start ENTRIES SHOWN
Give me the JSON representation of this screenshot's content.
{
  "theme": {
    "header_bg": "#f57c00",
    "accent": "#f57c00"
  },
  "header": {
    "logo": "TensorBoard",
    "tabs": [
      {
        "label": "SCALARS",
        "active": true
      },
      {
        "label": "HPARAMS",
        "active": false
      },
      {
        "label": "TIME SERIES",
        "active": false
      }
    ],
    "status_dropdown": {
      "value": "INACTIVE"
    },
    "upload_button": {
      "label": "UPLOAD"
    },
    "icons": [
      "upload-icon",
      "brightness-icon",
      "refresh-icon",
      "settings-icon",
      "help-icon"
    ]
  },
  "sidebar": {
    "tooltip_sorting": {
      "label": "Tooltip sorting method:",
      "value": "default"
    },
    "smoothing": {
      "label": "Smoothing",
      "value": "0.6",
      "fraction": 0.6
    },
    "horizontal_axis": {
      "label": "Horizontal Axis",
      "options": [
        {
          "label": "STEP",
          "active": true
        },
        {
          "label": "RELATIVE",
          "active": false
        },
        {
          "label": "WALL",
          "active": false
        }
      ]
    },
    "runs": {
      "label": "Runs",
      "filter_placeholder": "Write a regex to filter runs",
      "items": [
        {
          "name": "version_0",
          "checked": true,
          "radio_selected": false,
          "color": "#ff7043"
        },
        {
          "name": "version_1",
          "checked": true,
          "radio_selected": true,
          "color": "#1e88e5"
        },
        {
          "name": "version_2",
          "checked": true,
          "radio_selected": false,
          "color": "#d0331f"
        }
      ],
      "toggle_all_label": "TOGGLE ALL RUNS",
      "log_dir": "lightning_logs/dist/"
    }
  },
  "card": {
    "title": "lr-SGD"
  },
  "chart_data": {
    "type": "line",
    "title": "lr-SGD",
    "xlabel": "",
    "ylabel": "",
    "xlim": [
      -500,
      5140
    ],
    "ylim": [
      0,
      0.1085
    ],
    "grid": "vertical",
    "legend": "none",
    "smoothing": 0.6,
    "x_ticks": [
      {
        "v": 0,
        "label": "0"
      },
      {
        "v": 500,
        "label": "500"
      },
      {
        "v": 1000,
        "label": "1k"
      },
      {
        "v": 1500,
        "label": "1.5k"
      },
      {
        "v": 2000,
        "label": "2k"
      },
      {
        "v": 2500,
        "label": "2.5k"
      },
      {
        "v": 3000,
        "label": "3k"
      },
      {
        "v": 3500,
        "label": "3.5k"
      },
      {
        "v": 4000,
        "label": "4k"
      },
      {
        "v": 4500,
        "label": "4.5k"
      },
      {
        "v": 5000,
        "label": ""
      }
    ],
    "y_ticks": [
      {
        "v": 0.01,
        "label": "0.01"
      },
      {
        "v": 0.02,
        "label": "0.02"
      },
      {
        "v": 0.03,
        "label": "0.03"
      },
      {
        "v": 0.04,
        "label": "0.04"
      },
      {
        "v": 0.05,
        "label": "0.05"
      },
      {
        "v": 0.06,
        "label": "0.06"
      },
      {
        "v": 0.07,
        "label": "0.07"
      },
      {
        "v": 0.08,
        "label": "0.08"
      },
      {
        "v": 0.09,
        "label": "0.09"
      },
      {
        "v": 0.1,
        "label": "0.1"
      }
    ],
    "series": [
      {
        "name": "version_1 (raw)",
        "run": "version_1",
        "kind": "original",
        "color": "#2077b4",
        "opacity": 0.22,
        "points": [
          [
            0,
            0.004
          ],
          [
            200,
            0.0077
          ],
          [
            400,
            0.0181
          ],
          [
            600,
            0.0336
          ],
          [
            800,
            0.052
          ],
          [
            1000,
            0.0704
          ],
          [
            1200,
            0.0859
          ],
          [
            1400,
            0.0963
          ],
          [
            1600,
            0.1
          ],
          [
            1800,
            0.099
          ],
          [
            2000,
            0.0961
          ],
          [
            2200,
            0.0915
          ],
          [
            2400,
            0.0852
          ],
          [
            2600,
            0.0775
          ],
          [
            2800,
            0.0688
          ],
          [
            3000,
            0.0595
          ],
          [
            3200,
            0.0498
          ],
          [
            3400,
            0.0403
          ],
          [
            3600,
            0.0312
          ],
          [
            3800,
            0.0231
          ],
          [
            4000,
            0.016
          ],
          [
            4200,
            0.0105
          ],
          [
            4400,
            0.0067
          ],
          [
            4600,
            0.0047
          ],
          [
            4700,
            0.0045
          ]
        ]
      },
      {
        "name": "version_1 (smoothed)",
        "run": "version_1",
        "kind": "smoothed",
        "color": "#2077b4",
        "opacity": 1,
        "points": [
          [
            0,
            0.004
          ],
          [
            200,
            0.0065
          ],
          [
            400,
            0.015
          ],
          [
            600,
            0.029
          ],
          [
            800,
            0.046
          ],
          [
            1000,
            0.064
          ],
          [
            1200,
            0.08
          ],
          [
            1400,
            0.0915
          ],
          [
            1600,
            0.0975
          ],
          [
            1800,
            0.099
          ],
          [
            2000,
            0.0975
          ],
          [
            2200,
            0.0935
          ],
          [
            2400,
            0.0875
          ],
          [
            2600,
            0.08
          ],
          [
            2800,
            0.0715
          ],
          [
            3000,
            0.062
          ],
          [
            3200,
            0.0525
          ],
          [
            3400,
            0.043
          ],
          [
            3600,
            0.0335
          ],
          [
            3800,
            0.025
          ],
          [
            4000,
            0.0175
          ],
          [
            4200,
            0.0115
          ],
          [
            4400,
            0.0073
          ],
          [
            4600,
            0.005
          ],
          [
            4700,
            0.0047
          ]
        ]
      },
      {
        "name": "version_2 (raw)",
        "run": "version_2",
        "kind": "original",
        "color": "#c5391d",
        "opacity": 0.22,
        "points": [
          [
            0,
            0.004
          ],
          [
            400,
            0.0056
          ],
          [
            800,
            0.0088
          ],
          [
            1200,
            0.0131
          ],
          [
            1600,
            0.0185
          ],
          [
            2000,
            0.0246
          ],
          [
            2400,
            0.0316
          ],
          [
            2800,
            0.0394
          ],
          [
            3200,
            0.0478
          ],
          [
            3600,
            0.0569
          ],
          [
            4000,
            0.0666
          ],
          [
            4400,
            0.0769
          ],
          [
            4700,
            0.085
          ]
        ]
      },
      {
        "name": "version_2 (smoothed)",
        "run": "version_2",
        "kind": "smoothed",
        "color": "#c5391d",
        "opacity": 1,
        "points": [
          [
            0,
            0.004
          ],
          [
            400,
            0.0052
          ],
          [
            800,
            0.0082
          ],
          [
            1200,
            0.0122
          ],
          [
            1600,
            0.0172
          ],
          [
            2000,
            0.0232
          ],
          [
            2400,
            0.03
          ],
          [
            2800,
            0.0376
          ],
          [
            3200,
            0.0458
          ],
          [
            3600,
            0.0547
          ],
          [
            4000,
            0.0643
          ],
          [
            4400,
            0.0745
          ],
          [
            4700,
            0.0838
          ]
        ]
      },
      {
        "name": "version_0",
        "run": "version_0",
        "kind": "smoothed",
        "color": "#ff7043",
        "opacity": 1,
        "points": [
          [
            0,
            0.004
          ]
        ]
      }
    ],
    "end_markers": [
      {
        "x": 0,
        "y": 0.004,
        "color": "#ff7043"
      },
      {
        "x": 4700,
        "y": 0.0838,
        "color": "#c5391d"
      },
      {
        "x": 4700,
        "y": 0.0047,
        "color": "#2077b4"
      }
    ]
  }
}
end ENTRIES SHOWN
**THE PROBLEM**
The records above should be restated word for word, please.

**SOLUTION FOR THIS EXERCISE**
Give me the JSON representation of this screenshot's content.
{
  "theme": {
    "header_bg": "#f57c00",
    "accent": "#f57c00"
  },
  "header": {
    "logo": "TensorBoard",
    "tabs": [
      {
        "label": "SCALARS",
        "active": true
      },
      {
        "label": "HPARAMS",
        "active": false
      },
      {
        "label": "TIME SERIES",
        "active": false
      }
    ],
    "status_dropdown": {
      "value": "INACTIVE"
    },
    "upload_button": {
      "label": "UPLOAD"
    },
    "icons": [
      "upload-icon",
      "brightness-icon",
      "refresh-icon",
      "settings-icon",
      "help-icon"
    ]
  },
  "sidebar": {
    "tooltip_sorting": {
      "label": "Tooltip sorting method:",
      "value": "default"
    },
    "smoothing": {
      "label": "Smoothing",
      "value": "0.6",
      "fraction": 0.6
    },
    "horizontal_axis": {
      "label": "Horizontal Axis",
      "options": [
        {
          "label": "STEP",
          "active": true
        },
        {
          "label": "RELATIVE",
          "active": false
        },
        {
          "label": "WALL",
          "active": false
        }
      ]
    },
    "runs": {
      "label": "Runs",
      "filter_placeholder": "Write a regex to filter runs",
      "items": [
        {
          "name": "version_0",
          "checked": true,
          "radio_selected": false,
          "color": "#ff7043"
        },
        {
          "name": "version_1",
          "checked": true,
          "radio_selected": true,
          "color": "#1e88e5"
        },
        {
          "name": "version_2",
          "checked": true,
          "radio_selected": false,
          "color": "#d0331f"
        }
      ],
      "toggle_all_label": "TOGGLE ALL RUNS",
      "log_dir": "lightning_logs/dist/"
    }
  },
  "card": {
    "title": "lr-SGD"
  },
  "chart_data": {
    "type": "line",
    "title": "lr-SGD",
    "xlabel": "",
    "ylabel": "",
    "xlim": [
      -500,
      5140
    ],
    "ylim": [
      0,
      0.1085
    ],
    "grid": "vertical",
    "legend": "none",
    "smoothing": 0.6,
    "x_ticks": [
      {
        "v": 0,
        "label": "0"
      },
      {
        "v": 500,
        "label": "500"
      },
      {
        "v": 1000,
        "label": "1k"
      },
      {
        "v": 1500,
        "label": "1.5k"
      },
      {
        "v": 2000,
        "label": "2k"
      },
      {
        "v": 2500,
        "label": "2.5k"
      },
      {
        "v": 3000,
        "label": "3k"
      },
      {
        "v": 3500,
        "label": "3.5k"
      },
      {
        "v": 4000,
        "label": "4k"
      },
      {
        "v": 4500,
        "label": "4.5k"
      },
      {
        "v": 5000,
        "label": ""
      }
    ],
    "y_ticks": [
      {
        "v": 0.01,
        "label": "0.01"
      },
      {
        "v": 0.02,
        "label": "0.02"
      },
      {
        "v": 0.03,
        "label": "0.03"
      },
      {
        "v": 0.04,
        "label": "0.04"
      },
      {
        "v": 0.05,
        "label": "0.05"
      },
      {
        "v": 0.06,
        "label": "0.06"
      },
      {
        "v": 0.07,
        "label": "0.07"
      },
      {
        "v": 0.08,
        "label": "0.08"
      },
      {
        "v": 0.09,
        "label": "0.09"
      },
      {
        "v": 0.1,
        "label": "0.1"
      }
    ],
    "series": [
      {
        "name": "version_1 (raw)",
        "run": "version_1",
        "kind": "original",
        "color": "#2077b4",
        "opacity": 0.22,
        "points": [
          [
            0,
            0.004
          ],
          [
            200,
            0.0077
          ],
          [
            400,
            0.0181
          ],
          [
            600,
            0.0336
          ],
          [
            800,
            0.052
          ],
          [
            1000,
            0.0704
          ],
          [
            1200,
            0.0859
          ],
          [
            1400,
            0.0963
          ],
          [
            1600,
            0.1
          ],
          [
            1800,
            0.099
          ],
          [
            2000,
            0.0961
          ],
          [
            2200,
            0.0915
          ],
          [
            2400,
            0.0852
          ],
          [
            2600,
            0.0775
          ],
          [
            2800,
            0.0688
          ],
          [
            3000,
            0.0595
          ],
          [
            3200,
            0.0498
          ],
          [
            3400,
            0.0403
          ],
          [
            3600,
            0.0312
          ],
          [
            3800,
            0.0231
          ],
          [
            4000,
            0.016
          ],
          [
            4200,
            0.0105
          ],
          [
            4400,
            0.0067
          ],
          [
            4600,
            0.0047
          ],
          [
            4700,
            0.0045
          ]
        ]
      },
      {
        "name": "version_1 (smoothed)",
        "run": "version_1",
        "kind": "smoothed",
        "color": "#2077b4",
        "opacity": 1,
        "points": [
          [
            0,
            0.004
          ],
          [
            200,
            0.0065
          ],
          [
            400,
            0.015
          ],
          [
            600,
            0.029
          ],
          [
            800,
            0.046
          ],
          [
            1000,
            0.064
          ],
          [
            1200,
            0.08
          ],
          [
            1400,
            0.0915
          ],
          [
            1600,
            0.0975
          ],
          [
            1800,
            0.099
          ],
          [
            2000,
            0.0975
          ],
          [
            2200,
            0.0935
          ],
          [
            2400,
            0.0875
          ],
          [
            2600,
            0.08
          ],
          [
            2800,
            0.0715
          ],
          [
            3000,
            0.062
          ],
          [
            3200,
            0.0525
          ],
          [
            3400,
            0.043
          ],
          [
            3600,
            0.0335
          ],
          [
            3800,
            0.025
          ],
          [
            4000,
            0.0175
          ],
          [
            4200,
            0.0115
          ],
          [
            4400,
            0.0073
          ],
          [
            4600,
            0.005
          ],
          [
            4700,
            0.0047
          ]
        ]
      },
      {
        "name": "version_2 (raw)",
        "run": "version_2",
        "kind": "original",
        "color": "#c5391d",
        "opacity": 0.22,
        "points": [
          [
            0,
            0.004
          ],
          [
            400,
            0.0056
          ],
          [
            800,
            0.0088
          ],
          [
            1200,
            0.0131
          ],
          [
            1600,
            0.0185
          ],
          [
            2000,
            0.0246
          ],
          [
            2400,
            0.0316
          ],
          [
            2800,
            0.0394
          ],
          [
            3200,
            0.0478
          ],
          [
            3600,
            0.0569
          ],
          [
            4000,
            0.0666
          ],
          [
            4400,
            0.0769
          ],
          [
            4700,
            0.085
          ]
        ]
      },
      {
        "name": "version_2 (smoothed)",
        "run": "version_2",
        "kind": "smoothed",
        "color": "#c5391d",
        "opacity": 1,
        "points": [
          [
            0,
            0.004
          ],
          [
            400,
            0.0052
          ],
          [
            800,
            0.0082
          ],
          [
            1200,
            0.0122
          ],
          [
            1600,
            0.0172
          ],
          [
            2000,
            0.0232
          ],
          [
            2400,
            0.03
          ],
          [
            2800,
            0.0376
          ],
          [
            3200,
            0.0458
          ],
          [
            3600,
            0.0547
          ],
          [
            4000,
            0.0643
          ],
          [
            4400,
            0.0745
          ],
          [
            4700,
            0.0838
          ]
        ]
      },
      {
        "name": "version_0",
        "run": "version_0",
        "kind": "smoothed",
        "color": "#ff7043",
        "opacity": 1,
        "points": [
          [
            0,
            0.004
          ]
        ]
      }
    ],
    "end_markers": [
      {
        "x": 0,
        "y": 0.004,
        "color": "#ff7043"
      },
      {
        "x": 4700,
        "y": 0.0838,
        "color": "#c5391d"
      },
      {
        "x": 4700,
        "y": 0.0047,
        "color": "#2077b4"
      }
    ]
  }
}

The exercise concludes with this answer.